> TASK TO COMPLETE: Check every line of the material below for the string "Government", and return the ones that have it.

> DATA SUPPLIED:
>> start

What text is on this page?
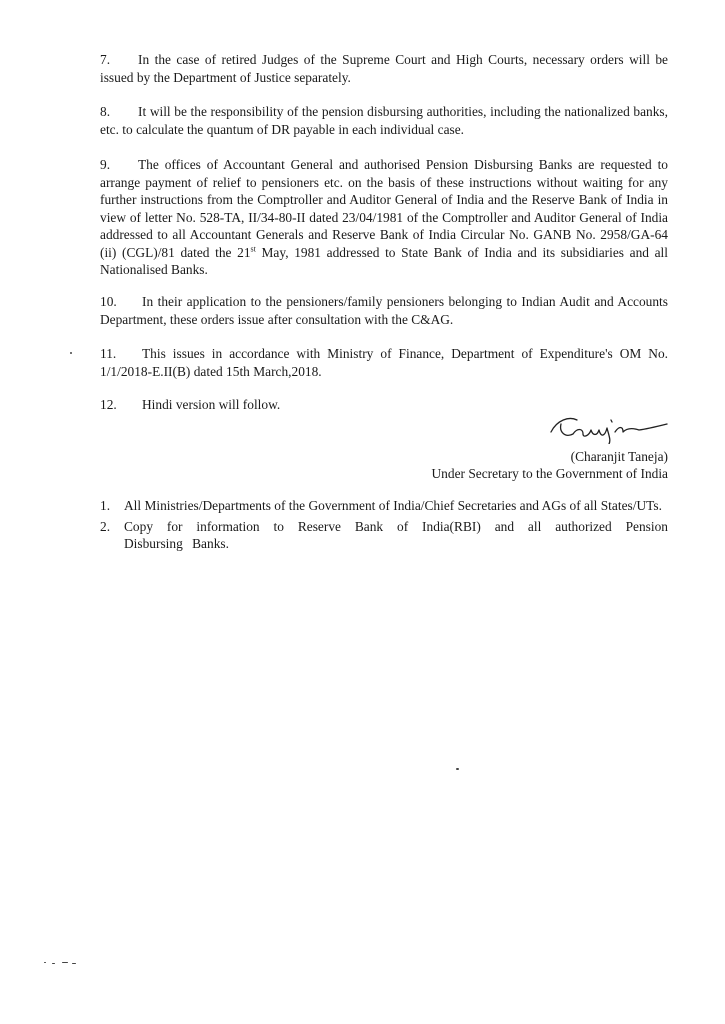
7. In the case of retired Judges of the Supreme Court and High Courts, necessary orders will be issued by the Department of Justice separately.

8. It will be the responsibility of the pension disbursing authorities, including the nationalized banks, etc. to calculate the quantum of DR payable in each individual case.

9. The offices of Accountant General and authorised Pension Disbursing Banks are requested to arrange payment of relief to pensioners etc. on the basis of these instructions without waiting for any further instructions from the Comptroller and Auditor General of India and the Reserve Bank of India in view of letter No. 528-TA, II/34-80-II dated 23/04/1981 of the Comptroller and Auditor General of India addressed to all Accountant Generals and Reserve Bank of India Circular No. GANB No. 2958/GA-64 (ii) (CGL)/81 dated the 21st May, 1981 addressed to State Bank of India and its subsidiaries and all Nationalised Banks.

10. In their application to the pensioners/family pensioners belonging to Indian Audit and Accounts Department, these orders issue after consultation with the C&AG.

11. This issues in accordance with Ministry of Finance, Department of Expenditure's OM No. 1/1/2018-E.II(B) dated 15th March,2018.

12. Hindi version will follow.

(Charanjit Taneja)
Under Secretary to the Government of India
1.	All Ministries/Departments of the Government of India/Chief Secretaries and AGs of all States/UTs.
2.	Copy for information to Reserve Bank of India(RBI) and all authorized Pension Disbursing Banks.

>> end

> SOLUTION TO THIS TASK:
Under Secretary to the Government of India
1.	All Ministries/Departments of the Government of India/Chief Secretaries and AGs of all States/UTs.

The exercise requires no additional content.